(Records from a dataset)
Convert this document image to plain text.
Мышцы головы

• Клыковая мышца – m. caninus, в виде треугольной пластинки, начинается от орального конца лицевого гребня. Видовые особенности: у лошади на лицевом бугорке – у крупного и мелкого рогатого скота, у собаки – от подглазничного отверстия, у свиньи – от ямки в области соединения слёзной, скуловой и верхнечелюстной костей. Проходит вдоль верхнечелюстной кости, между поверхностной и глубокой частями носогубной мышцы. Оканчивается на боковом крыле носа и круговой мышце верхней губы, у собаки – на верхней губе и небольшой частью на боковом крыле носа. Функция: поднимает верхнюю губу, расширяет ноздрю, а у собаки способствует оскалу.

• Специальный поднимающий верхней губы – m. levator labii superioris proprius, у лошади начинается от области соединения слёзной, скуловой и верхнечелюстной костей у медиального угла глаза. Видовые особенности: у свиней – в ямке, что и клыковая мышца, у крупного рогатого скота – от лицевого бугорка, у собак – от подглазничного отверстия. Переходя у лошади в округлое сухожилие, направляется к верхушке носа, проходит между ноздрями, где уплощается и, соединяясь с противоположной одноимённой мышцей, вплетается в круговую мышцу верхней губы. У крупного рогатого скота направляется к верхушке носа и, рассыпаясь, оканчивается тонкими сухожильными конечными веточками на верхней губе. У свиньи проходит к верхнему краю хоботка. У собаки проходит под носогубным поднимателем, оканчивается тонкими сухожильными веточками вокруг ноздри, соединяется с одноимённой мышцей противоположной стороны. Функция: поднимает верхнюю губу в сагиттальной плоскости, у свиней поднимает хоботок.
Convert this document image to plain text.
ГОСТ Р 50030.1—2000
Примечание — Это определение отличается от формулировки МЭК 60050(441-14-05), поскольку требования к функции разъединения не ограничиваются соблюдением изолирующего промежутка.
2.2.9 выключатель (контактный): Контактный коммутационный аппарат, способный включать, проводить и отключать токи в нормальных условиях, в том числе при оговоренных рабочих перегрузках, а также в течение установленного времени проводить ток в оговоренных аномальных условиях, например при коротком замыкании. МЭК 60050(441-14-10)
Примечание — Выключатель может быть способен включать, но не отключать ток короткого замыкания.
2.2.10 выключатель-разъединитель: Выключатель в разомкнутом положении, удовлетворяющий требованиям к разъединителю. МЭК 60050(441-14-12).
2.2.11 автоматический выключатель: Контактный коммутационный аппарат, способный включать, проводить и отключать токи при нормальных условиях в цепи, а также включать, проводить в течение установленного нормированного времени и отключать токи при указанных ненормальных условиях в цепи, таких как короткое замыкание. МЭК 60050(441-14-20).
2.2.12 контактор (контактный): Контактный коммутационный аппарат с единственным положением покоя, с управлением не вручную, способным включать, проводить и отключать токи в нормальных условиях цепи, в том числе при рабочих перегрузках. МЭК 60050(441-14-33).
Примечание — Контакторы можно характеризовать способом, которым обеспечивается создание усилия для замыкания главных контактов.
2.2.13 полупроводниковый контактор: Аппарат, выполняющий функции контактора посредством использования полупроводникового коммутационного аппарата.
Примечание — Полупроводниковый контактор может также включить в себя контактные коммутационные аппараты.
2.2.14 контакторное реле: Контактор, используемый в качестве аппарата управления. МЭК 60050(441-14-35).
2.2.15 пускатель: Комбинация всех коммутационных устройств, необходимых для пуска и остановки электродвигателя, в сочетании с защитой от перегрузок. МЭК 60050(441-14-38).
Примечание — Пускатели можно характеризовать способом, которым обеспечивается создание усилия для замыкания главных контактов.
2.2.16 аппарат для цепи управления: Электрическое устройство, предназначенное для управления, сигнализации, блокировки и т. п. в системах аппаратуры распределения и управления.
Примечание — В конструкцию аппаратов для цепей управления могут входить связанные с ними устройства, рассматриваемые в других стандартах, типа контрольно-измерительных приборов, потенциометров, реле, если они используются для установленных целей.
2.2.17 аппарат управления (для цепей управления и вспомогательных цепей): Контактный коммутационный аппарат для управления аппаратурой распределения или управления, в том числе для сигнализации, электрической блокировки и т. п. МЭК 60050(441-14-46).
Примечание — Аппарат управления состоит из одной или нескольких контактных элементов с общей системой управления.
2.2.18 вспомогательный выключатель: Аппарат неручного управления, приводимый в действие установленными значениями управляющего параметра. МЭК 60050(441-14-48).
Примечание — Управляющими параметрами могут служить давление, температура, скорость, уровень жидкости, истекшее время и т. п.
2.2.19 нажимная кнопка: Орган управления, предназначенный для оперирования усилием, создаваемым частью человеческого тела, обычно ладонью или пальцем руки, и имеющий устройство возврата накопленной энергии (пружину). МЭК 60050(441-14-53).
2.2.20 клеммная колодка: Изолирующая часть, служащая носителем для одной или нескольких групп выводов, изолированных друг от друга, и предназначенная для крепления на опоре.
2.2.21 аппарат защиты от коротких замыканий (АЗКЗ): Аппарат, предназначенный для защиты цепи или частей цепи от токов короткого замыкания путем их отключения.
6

=== Set problem ===
Copy each line of the data exactly, leaving nothing out.

=== Correct result ===
Convert this document image to plain text.
Мышцы головы

• Клыковая мышца – m. caninus, в виде треугольной пластинки, начинается от орального конца лицевого гребня. Видовые особенности: у лошади на лицевом бугорке – у крупного и мелкого рогатого скота, у собаки – от подглазничного отверстия, у свиньи – от ямки в области соединения слёзной, скуловой и верхнечелюстной костей. Проходит вдоль верхнечелюстной кости, между поверхностной и глубокой частями носогубной мышцы. Оканчивается на боковом крыле носа и круговой мышце верхней губы, у собаки – на верхней губе и небольшой частью на боковом крыле носа. Функция: поднимает верхнюю губу, расширяет ноздрю, а у собаки способствует оскалу.

• Специальный поднимающий верхней губы – m. levator labii superioris proprius, у лошади начинается от области соединения слёзной, скуловой и верхнечелюстной костей у медиального угла глаза. Видовые особенности: у свиней – в ямке, что и клыковая мышца, у крупного рогатого скота – от лицевого бугорка, у собак – от подглазничного отверстия. Переходя у лошади в округлое сухожилие, направляется к верхушке носа, проходит между ноздрями, где уплощается и, соединяясь с противоположной одноимённой мышцей, вплетается в круговую мышцу верхней губы. У крупного рогатого скота направляется к верхушке носа и, рассыпаясь, оканчивается тонкими сухожильными конечными веточками на верхней губе. У свиньи проходит к верхнему краю хоботка. У собаки проходит под носогубным поднимателем, оканчивается тонкими сухожильными веточками вокруг ноздри, соединяется с одноимённой мышцей противоположной стороны. Функция: поднимает верхнюю губу в сагиттальной плоскости, у свиней поднимает хоботок.
Convert this document image to plain text.
ГОСТ Р 50030.1—2000
Примечание — Это определение отличается от формулировки МЭК 60050(441-14-05), поскольку требования к функции разъединения не ограничиваются соблюдением изолирующего промежутка.
2.2.9 выключатель (контактный): Контактный коммутационный аппарат, способный включать, проводить и отключать токи в нормальных условиях, в том числе при оговоренных рабочих перегрузках, а также в течение установленного времени проводить ток в оговоренных аномальных условиях, например при коротком замыкании. МЭК 60050(441-14-10)
Примечание — Выключатель может быть способен включать, но не отключать ток короткого замыкания.
2.2.10 выключатель-разъединитель: Выключатель в разомкнутом положении, удовлетворяющий требованиям к разъединителю. МЭК 60050(441-14-12).
2.2.11 автоматический выключатель: Контактный коммутационный аппарат, способный включать, проводить и отключать токи при нормальных условиях в цепи, а также включать, проводить в течение установленного нормированного времени и отключать токи при указанных ненормальных условиях в цепи, таких как короткое замыкание. МЭК 60050(441-14-20).
2.2.12 контактор (контактный): Контактный коммутационный аппарат с единственным положением покоя, с управлением не вручную, способным включать, проводить и отключать токи в нормальных условиях цепи, в том числе при рабочих перегрузках. МЭК 60050(441-14-33).
Примечание — Контакторы можно характеризовать способом, которым обеспечивается создание усилия для замыкания главных контактов.
2.2.13 полупроводниковый контактор: Аппарат, выполняющий функции контактора посредством использования полупроводникового коммутационного аппарата.
Примечание — Полупроводниковый контактор может также включить в себя контактные коммутационные аппараты.
2.2.14 контакторное реле: Контактор, используемый в качестве аппарата управления. МЭК 60050(441-14-35).
2.2.15 пускатель: Комбинация всех коммутационных устройств, необходимых для пуска и остановки электродвигателя, в сочетании с защитой от перегрузок. МЭК 60050(441-14-38).
Примечание — Пускатели можно характеризовать способом, которым обеспечивается создание усилия для замыкания главных контактов.
2.2.16 аппарат для цепи управления: Электрическое устройство, предназначенное для управления, сигнализации, блокировки и т. п. в системах аппаратуры распределения и управления.
Примечание — В конструкцию аппаратов для цепей управления могут входить связанные с ними устройства, рассматриваемые в других стандартах, типа контрольно-измерительных приборов, потенциометров, реле, если они используются для установленных целей.
2.2.17 аппарат управления (для цепей управления и вспомогательных цепей): Контактный коммутационный аппарат для управления аппаратурой распределения или управления, в том числе для сигнализации, электрической блокировки и т. п. МЭК 60050(441-14-46).
Примечание — Аппарат управления состоит из одной или нескольких контактных элементов с общей системой управления.
2.2.18 вспомогательный выключатель: Аппарат неручного управления, приводимый в действие установленными значениями управляющего параметра. МЭК 60050(441-14-48).
Примечание — Управляющими параметрами могут служить давление, температура, скорость, уровень жидкости, истекшее время и т. п.
2.2.19 нажимная кнопка: Орган управления, предназначенный для оперирования усилием, создаваемым частью человеческого тела, обычно ладонью или пальцем руки, и имеющий устройство возврата накопленной энергии (пружину). МЭК 60050(441-14-53).
2.2.20 клеммная колодка: Изолирующая часть, служащая носителем для одной или нескольких групп выводов, изолированных друг от друга, и предназначенная для крепления на опоре.
2.2.21 аппарат защиты от коротких замыканий (АЗКЗ): Аппарат, предназначенный для защиты цепи или частей цепи от токов короткого замыкания путем их отключения.
6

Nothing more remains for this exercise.